Written problem
Using the records below, locate all lines containing "engine" and return them.

Records provided
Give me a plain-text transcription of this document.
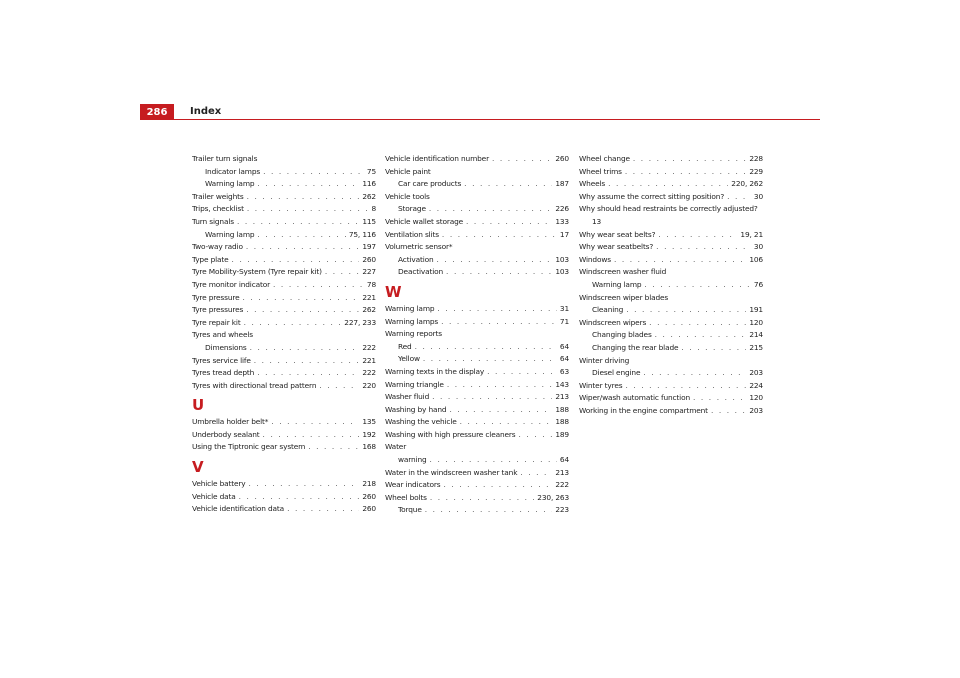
286	Index
Trailer turn signals
Indicator lamps . . .	75
Warning lamp . . .	116
Trailer weights . . .	262
Trips, checklist . . .	8
Turn signals . . .	115
Warning lamp . . .	75, 116
Two-way radio . . .	197
Type plate . . .	260
Tyre Mobility-System (Tyre repair kit) . . .	227
Tyre monitor indicator . . .	78
Tyre pressure . . .	221
Tyre pressures . . .	262
Tyre repair kit . . .	227, 233
Tyres and wheels
Dimensions . . .	222
Tyres service life . . .	221
Tyres tread depth . . .	222
Tyres with directional tread pattern . . .	220
U
Umbrella holder belt* . . .	135
Underbody sealant . . .	192
Using the Tiptronic gear system . . .	168
V
Vehicle battery . . .	218
Vehicle data . . .	260
Vehicle identification data . . .	260
Vehicle identification number . . .	260
Vehicle paint
Car care products . . .	187
Vehicle tools
Storage . . .	226
Vehicle wallet storage . . .	133
Ventilation slits . . .	17
Volumetric sensor*
Activation . . .	103
Deactivation . . .	103
W
Warning lamp . . .	31
Warning lamps . . .	71
Warning reports
Red . . .	64
Yellow . . .	64
Warning texts in the display . . .	63
Warning triangle . . .	143
Washer fluid . . .	213
Washing by hand . . .	188
Washing the vehicle . . .	188
Washing with high pressure cleaners . . .	189
Water
warning . . .	64
Water in the windscreen washer tank . . .	213
Wear indicators . . .	222
Wheel bolts . . .	230, 263
Torque . . .	223
Wheel change . . .	228
Wheel trims . . .	229
Wheels . . .	220, 262
Why assume the correct sitting position? . . .	30
Why should head restraints be correctly adjusted?
13
Why wear seat belts? . . .	19, 21
Why wear seatbelts? . . .	30
Windows . . .	106
Windscreen washer fluid
Warning lamp . . .	76
Windscreen wiper blades
Cleaning . . .	191
Windscreen wipers . . .	120
Changing blades . . .	214
Changing the rear blade . . .	215
Winter driving
Diesel engine . . .	203
Winter tyres . . .	224
Wiper/wash automatic function . . .	120
Working in the engine compartment . . .	203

Result
Diesel engine . . .	203
Working in the engine compartment . . .	203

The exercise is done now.